■ Data provided:
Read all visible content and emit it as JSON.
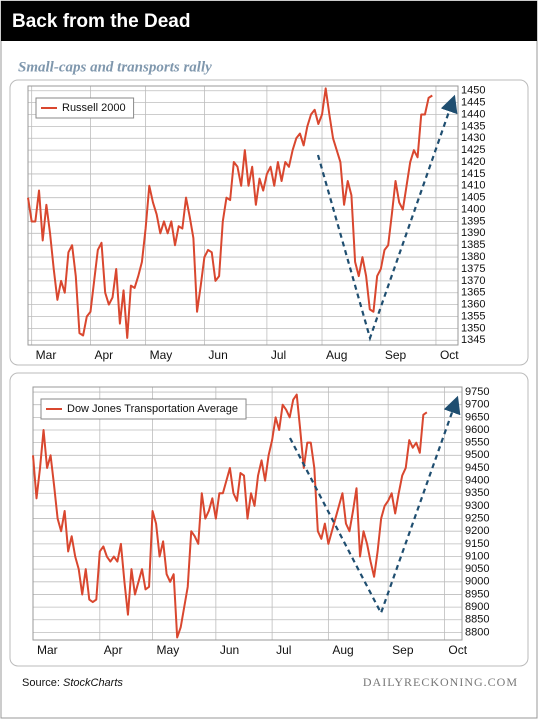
{
  "title": "Back from the Dead",
  "subtitle": "Small-caps and transports rally",
  "source_label": "Source:",
  "source": "StockCharts",
  "credit": "DAILYRECKONING.COM",
  "chart_data": [
    {
      "type": "line",
      "series": [
        {
          "name": "Russell 2000",
          "color": "#d9472f",
          "values": [
            1405,
            1395,
            1395,
            1408,
            1387,
            1402,
            1390,
            1375,
            1362,
            1370,
            1365,
            1382,
            1385,
            1372,
            1348,
            1347,
            1355,
            1357,
            1370,
            1383,
            1386,
            1365,
            1360,
            1363,
            1375,
            1352,
            1366,
            1346,
            1368,
            1367,
            1372,
            1378,
            1392,
            1410,
            1403,
            1398,
            1390,
            1395,
            1390,
            1395,
            1385,
            1393,
            1392,
            1405,
            1397,
            1388,
            1357,
            1368,
            1380,
            1383,
            1382,
            1370,
            1372,
            1395,
            1405,
            1404,
            1420,
            1418,
            1410,
            1425,
            1410,
            1418,
            1402,
            1413,
            1408,
            1415,
            1418,
            1410,
            1420,
            1412,
            1420,
            1418,
            1425,
            1430,
            1432,
            1427,
            1435,
            1440,
            1442,
            1436,
            1440,
            1451,
            1440,
            1430,
            1425,
            1420,
            1402,
            1412,
            1406,
            1378,
            1372,
            1380,
            1372,
            1358,
            1357,
            1372,
            1375,
            1383,
            1385,
            1398,
            1412,
            1403,
            1400,
            1410,
            1420,
            1425,
            1422,
            1440,
            1440,
            1447,
            1448
          ]
        }
      ],
      "xlim": [
        0,
        117
      ],
      "xticks": [
        {
          "value": 1,
          "label": "Mar"
        },
        {
          "value": 17,
          "label": "Apr"
        },
        {
          "value": 32,
          "label": "May"
        },
        {
          "value": 48,
          "label": "Jun"
        },
        {
          "value": 65,
          "label": "Jul"
        },
        {
          "value": 80,
          "label": "Aug"
        },
        {
          "value": 96,
          "label": "Sep"
        },
        {
          "value": 111,
          "label": "Oct"
        }
      ],
      "ylim": [
        1343,
        1452
      ],
      "yticks": [
        1345,
        1350,
        1355,
        1360,
        1365,
        1370,
        1375,
        1380,
        1385,
        1390,
        1395,
        1400,
        1405,
        1410,
        1415,
        1420,
        1425,
        1430,
        1435,
        1440,
        1445,
        1450
      ],
      "grid": true,
      "legend": "top-left"
    },
    {
      "type": "line",
      "series": [
        {
          "name": "Dow Jones Transportation Average",
          "color": "#d9472f",
          "values": [
            9500,
            9330,
            9450,
            9600,
            9450,
            9500,
            9380,
            9250,
            9200,
            9280,
            9120,
            9180,
            9100,
            9050,
            8950,
            9050,
            8930,
            8920,
            8930,
            9120,
            9140,
            9100,
            9080,
            9100,
            9080,
            9150,
            9000,
            8870,
            9050,
            8950,
            9000,
            9050,
            8970,
            8980,
            9280,
            9230,
            9100,
            9160,
            9030,
            9000,
            9030,
            8780,
            8820,
            8900,
            8980,
            9200,
            9180,
            9150,
            9350,
            9250,
            9280,
            9330,
            9250,
            9350,
            9350,
            9400,
            9450,
            9350,
            9320,
            9430,
            9420,
            9250,
            9350,
            9300,
            9420,
            9480,
            9400,
            9500,
            9560,
            9650,
            9600,
            9700,
            9680,
            9650,
            9720,
            9740,
            9600,
            9450,
            9550,
            9550,
            9450,
            9200,
            9170,
            9230,
            9150,
            9200,
            9250,
            9300,
            9350,
            9230,
            9200,
            9280,
            9370,
            9100,
            9200,
            9150,
            9080,
            9020,
            9120,
            9250,
            9300,
            9320,
            9350,
            9270,
            9350,
            9420,
            9450,
            9560,
            9530,
            9550,
            9510,
            9660,
            9670
          ]
        }
      ],
      "xlim": [
        0,
        122
      ],
      "xticks": [
        {
          "value": 0,
          "label": "Mar"
        },
        {
          "value": 19,
          "label": "Apr"
        },
        {
          "value": 34,
          "label": "May"
        },
        {
          "value": 52,
          "label": "Jun"
        },
        {
          "value": 68,
          "label": "Jul"
        },
        {
          "value": 84,
          "label": "Aug"
        },
        {
          "value": 101,
          "label": "Sep"
        },
        {
          "value": 117,
          "label": "Oct"
        }
      ],
      "ylim": [
        8770,
        9770
      ],
      "yticks": [
        8800,
        8850,
        8900,
        8950,
        9000,
        9050,
        9100,
        9150,
        9200,
        9250,
        9300,
        9350,
        9400,
        9450,
        9500,
        9550,
        9600,
        9650,
        9700,
        9750
      ],
      "grid": true,
      "legend": "top-left"
    }
  ]
}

■ Exercise goal: Copy every record above exactly, leaving out the pictures.

■ Final result:
Read all visible content and emit it as JSON.
{
  "title": "Back from the Dead",
  "subtitle": "Small-caps and transports rally",
  "source_label": "Source:",
  "source": "StockCharts",
  "credit": "DAILYRECKONING.COM",
  "chart_data": [
    {
      "type": "line",
      "series": [
        {
          "name": "Russell 2000",
          "color": "#d9472f",
          "values": [
            1405,
            1395,
            1395,
            1408,
            1387,
            1402,
            1390,
            1375,
            1362,
            1370,
            1365,
            1382,
            1385,
            1372,
            1348,
            1347,
            1355,
            1357,
            1370,
            1383,
            1386,
            1365,
            1360,
            1363,
            1375,
            1352,
            1366,
            1346,
            1368,
            1367,
            1372,
            1378,
            1392,
            1410,
            1403,
            1398,
            1390,
            1395,
            1390,
            1395,
            1385,
            1393,
            1392,
            1405,
            1397,
            1388,
            1357,
            1368,
            1380,
            1383,
            1382,
            1370,
            1372,
            1395,
            1405,
            1404,
            1420,
            1418,
            1410,
            1425,
            1410,
            1418,
            1402,
            1413,
            1408,
            1415,
            1418,
            1410,
            1420,
            1412,
            1420,
            1418,
            1425,
            1430,
            1432,
            1427,
            1435,
            1440,
            1442,
            1436,
            1440,
            1451,
            1440,
            1430,
            1425,
            1420,
            1402,
            1412,
            1406,
            1378,
            1372,
            1380,
            1372,
            1358,
            1357,
            1372,
            1375,
            1383,
            1385,
            1398,
            1412,
            1403,
            1400,
            1410,
            1420,
            1425,
            1422,
            1440,
            1440,
            1447,
            1448
          ]
        }
      ],
      "xlim": [
        0,
        117
      ],
      "xticks": [
        {
          "value": 1,
          "label": "Mar"
        },
        {
          "value": 17,
          "label": "Apr"
        },
        {
          "value": 32,
          "label": "May"
        },
        {
          "value": 48,
          "label": "Jun"
        },
        {
          "value": 65,
          "label": "Jul"
        },
        {
          "value": 80,
          "label": "Aug"
        },
        {
          "value": 96,
          "label": "Sep"
        },
        {
          "value": 111,
          "label": "Oct"
        }
      ],
      "ylim": [
        1343,
        1452
      ],
      "yticks": [
        1345,
        1350,
        1355,
        1360,
        1365,
        1370,
        1375,
        1380,
        1385,
        1390,
        1395,
        1400,
        1405,
        1410,
        1415,
        1420,
        1425,
        1430,
        1435,
        1440,
        1445,
        1450
      ],
      "grid": true,
      "legend": "top-left"
    },
    {
      "type": "line",
      "series": [
        {
          "name": "Dow Jones Transportation Average",
          "color": "#d9472f",
          "values": [
            9500,
            9330,
            9450,
            9600,
            9450,
            9500,
            9380,
            9250,
            9200,
            9280,
            9120,
            9180,
            9100,
            9050,
            8950,
            9050,
            8930,
            8920,
            8930,
            9120,
            9140,
            9100,
            9080,
            9100,
            9080,
            9150,
            9000,
            8870,
            9050,
            8950,
            9000,
            9050,
            8970,
            8980,
            9280,
            9230,
            9100,
            9160,
            9030,
            9000,
            9030,
            8780,
            8820,
            8900,
            8980,
            9200,
            9180,
            9150,
            9350,
            9250,
            9280,
            9330,
            9250,
            9350,
            9350,
            9400,
            9450,
            9350,
            9320,
            9430,
            9420,
            9250,
            9350,
            9300,
            9420,
            9480,
            9400,
            9500,
            9560,
            9650,
            9600,
            9700,
            9680,
            9650,
            9720,
            9740,
            9600,
            9450,
            9550,
            9550,
            9450,
            9200,
            9170,
            9230,
            9150,
            9200,
            9250,
            9300,
            9350,
            9230,
            9200,
            9280,
            9370,
            9100,
            9200,
            9150,
            9080,
            9020,
            9120,
            9250,
            9300,
            9320,
            9350,
            9270,
            9350,
            9420,
            9450,
            9560,
            9530,
            9550,
            9510,
            9660,
            9670
          ]
        }
      ],
      "xlim": [
        0,
        122
      ],
      "xticks": [
        {
          "value": 0,
          "label": "Mar"
        },
        {
          "value": 19,
          "label": "Apr"
        },
        {
          "value": 34,
          "label": "May"
        },
        {
          "value": 52,
          "label": "Jun"
        },
        {
          "value": 68,
          "label": "Jul"
        },
        {
          "value": 84,
          "label": "Aug"
        },
        {
          "value": 101,
          "label": "Sep"
        },
        {
          "value": 117,
          "label": "Oct"
        }
      ],
      "ylim": [
        8770,
        9770
      ],
      "yticks": [
        8800,
        8850,
        8900,
        8950,
        9000,
        9050,
        9100,
        9150,
        9200,
        9250,
        9300,
        9350,
        9400,
        9450,
        9500,
        9550,
        9600,
        9650,
        9700,
        9750
      ],
      "grid": true,
      "legend": "top-left"
    }
  ]
}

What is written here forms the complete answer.